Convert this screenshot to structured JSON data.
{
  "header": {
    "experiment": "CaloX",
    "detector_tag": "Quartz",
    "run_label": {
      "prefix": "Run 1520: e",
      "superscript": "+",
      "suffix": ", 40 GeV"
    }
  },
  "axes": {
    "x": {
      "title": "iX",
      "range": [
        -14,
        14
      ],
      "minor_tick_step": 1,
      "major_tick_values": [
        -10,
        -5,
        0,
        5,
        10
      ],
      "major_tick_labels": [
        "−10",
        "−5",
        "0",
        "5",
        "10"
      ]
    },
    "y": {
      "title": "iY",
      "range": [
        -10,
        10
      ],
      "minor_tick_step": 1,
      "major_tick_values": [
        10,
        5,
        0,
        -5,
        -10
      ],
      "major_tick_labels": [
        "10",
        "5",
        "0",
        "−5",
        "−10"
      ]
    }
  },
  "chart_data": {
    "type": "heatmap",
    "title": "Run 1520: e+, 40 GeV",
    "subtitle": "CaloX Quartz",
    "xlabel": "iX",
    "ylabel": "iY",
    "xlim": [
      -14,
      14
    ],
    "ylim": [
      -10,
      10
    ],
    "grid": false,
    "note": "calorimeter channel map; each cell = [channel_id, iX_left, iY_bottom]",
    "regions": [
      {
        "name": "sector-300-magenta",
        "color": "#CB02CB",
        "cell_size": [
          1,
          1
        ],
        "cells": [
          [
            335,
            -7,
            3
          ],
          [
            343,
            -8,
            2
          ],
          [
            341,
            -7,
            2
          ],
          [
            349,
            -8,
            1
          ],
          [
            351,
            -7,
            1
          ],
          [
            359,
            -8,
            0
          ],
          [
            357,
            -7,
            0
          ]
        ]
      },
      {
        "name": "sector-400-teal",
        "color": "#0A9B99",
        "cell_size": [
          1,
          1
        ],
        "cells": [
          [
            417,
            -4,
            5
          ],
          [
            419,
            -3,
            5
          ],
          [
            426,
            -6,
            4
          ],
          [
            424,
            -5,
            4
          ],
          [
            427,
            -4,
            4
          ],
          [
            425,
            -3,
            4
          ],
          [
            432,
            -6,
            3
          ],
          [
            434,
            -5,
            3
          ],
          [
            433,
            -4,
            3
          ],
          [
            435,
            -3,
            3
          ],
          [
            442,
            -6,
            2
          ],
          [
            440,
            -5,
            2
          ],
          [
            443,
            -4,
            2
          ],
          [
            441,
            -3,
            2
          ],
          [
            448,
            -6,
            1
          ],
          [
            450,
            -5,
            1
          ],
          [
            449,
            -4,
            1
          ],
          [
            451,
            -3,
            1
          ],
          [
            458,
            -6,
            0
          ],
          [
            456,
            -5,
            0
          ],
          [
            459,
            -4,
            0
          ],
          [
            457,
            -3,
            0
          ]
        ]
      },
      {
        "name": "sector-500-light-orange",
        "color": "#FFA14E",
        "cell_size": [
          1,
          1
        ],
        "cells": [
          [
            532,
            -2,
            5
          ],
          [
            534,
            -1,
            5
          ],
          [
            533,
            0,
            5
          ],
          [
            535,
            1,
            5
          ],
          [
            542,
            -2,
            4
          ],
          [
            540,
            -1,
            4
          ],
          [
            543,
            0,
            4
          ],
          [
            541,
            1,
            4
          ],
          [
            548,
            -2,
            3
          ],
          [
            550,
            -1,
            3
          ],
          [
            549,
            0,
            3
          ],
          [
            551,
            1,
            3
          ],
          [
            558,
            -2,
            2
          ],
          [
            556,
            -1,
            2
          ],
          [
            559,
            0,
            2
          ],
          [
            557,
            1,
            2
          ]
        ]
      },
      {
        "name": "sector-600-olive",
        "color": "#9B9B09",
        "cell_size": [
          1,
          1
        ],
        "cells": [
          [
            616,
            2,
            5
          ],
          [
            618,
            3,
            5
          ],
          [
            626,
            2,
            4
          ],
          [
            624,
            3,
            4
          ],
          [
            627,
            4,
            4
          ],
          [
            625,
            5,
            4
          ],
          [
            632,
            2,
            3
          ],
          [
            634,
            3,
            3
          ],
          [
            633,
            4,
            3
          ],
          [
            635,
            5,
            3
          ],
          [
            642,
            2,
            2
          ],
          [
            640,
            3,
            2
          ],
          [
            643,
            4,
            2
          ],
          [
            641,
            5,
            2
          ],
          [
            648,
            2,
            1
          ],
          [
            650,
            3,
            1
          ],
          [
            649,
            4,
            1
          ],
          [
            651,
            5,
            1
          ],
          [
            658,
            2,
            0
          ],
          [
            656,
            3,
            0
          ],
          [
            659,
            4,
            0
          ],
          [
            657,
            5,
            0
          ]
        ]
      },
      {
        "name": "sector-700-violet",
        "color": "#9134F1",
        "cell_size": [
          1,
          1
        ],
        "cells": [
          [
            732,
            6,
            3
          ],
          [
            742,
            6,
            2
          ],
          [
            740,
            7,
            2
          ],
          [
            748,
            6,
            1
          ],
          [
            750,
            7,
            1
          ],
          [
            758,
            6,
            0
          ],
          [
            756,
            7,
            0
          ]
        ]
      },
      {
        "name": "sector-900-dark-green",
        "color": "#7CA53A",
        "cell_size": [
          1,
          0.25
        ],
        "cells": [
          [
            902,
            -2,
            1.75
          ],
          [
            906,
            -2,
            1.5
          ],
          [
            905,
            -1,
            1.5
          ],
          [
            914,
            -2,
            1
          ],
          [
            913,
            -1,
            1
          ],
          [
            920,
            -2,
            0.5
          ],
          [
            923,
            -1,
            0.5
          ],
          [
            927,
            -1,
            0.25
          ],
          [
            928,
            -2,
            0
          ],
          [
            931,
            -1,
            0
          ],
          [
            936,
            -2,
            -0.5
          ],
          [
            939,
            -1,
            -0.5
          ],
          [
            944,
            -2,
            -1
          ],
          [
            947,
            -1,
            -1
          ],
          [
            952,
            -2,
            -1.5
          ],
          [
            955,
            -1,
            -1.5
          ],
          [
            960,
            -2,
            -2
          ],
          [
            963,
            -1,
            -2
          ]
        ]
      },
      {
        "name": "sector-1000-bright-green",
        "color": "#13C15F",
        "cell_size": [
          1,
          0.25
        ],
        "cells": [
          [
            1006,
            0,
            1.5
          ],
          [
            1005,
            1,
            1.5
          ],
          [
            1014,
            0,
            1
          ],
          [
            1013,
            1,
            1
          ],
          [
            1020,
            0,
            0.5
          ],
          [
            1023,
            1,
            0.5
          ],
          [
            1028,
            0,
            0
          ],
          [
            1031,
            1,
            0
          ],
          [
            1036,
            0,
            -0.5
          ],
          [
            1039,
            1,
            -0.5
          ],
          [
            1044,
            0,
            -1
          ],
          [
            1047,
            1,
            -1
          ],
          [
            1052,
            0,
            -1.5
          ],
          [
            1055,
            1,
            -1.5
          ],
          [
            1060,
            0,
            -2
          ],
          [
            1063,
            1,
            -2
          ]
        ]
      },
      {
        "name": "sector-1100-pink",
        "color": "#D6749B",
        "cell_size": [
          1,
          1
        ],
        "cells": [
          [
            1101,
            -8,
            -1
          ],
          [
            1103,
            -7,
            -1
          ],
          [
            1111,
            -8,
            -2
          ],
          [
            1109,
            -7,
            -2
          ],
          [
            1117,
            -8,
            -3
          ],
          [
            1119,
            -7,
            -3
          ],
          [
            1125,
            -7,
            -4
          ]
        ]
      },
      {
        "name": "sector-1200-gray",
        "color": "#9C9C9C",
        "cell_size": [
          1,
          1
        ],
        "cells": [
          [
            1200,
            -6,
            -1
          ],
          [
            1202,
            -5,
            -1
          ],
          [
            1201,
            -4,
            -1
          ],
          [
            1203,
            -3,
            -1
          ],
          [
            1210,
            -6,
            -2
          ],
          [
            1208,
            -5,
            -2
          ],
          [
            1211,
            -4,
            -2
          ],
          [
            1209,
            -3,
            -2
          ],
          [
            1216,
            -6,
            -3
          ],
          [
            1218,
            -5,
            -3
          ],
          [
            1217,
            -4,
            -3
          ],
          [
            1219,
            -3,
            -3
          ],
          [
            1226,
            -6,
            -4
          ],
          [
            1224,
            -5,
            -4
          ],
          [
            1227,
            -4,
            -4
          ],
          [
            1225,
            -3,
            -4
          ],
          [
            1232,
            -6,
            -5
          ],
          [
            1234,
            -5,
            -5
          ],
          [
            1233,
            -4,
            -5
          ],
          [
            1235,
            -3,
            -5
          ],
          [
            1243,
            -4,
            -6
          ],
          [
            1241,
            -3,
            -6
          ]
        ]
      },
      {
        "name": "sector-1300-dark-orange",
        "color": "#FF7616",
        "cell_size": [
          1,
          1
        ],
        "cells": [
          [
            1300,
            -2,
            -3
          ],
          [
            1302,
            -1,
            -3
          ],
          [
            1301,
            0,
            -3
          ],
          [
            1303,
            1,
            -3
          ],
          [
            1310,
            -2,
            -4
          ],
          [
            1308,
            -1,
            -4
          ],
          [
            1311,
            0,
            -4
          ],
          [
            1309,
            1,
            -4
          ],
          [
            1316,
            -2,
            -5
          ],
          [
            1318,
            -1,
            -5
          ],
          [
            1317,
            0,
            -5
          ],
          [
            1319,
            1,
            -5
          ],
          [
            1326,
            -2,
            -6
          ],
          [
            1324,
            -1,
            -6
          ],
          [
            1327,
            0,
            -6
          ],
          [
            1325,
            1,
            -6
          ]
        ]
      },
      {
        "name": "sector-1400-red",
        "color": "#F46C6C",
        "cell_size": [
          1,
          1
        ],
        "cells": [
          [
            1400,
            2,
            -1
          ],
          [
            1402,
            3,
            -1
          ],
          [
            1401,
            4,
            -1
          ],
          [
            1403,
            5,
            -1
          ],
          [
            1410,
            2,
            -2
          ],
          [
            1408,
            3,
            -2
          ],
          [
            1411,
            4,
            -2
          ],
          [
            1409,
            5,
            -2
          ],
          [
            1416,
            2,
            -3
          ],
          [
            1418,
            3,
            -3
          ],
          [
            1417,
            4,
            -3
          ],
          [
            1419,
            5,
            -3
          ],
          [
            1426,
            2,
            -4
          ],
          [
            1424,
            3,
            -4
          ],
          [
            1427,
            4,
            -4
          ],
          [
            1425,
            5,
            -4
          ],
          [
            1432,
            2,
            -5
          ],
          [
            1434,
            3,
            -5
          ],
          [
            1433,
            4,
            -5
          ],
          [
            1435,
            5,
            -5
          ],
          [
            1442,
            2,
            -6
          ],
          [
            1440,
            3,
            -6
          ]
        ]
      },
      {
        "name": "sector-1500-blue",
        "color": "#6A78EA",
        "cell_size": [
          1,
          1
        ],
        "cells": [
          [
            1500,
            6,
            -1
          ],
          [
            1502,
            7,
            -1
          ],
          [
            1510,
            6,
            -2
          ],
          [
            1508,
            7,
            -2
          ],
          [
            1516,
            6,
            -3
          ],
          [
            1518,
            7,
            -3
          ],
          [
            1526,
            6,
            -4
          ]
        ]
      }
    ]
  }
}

━━━━━━

Which lines contain "green"? Copy each of them.

        "name": "sector-900-dark-green",
        "name": "sector-1000-bright-green",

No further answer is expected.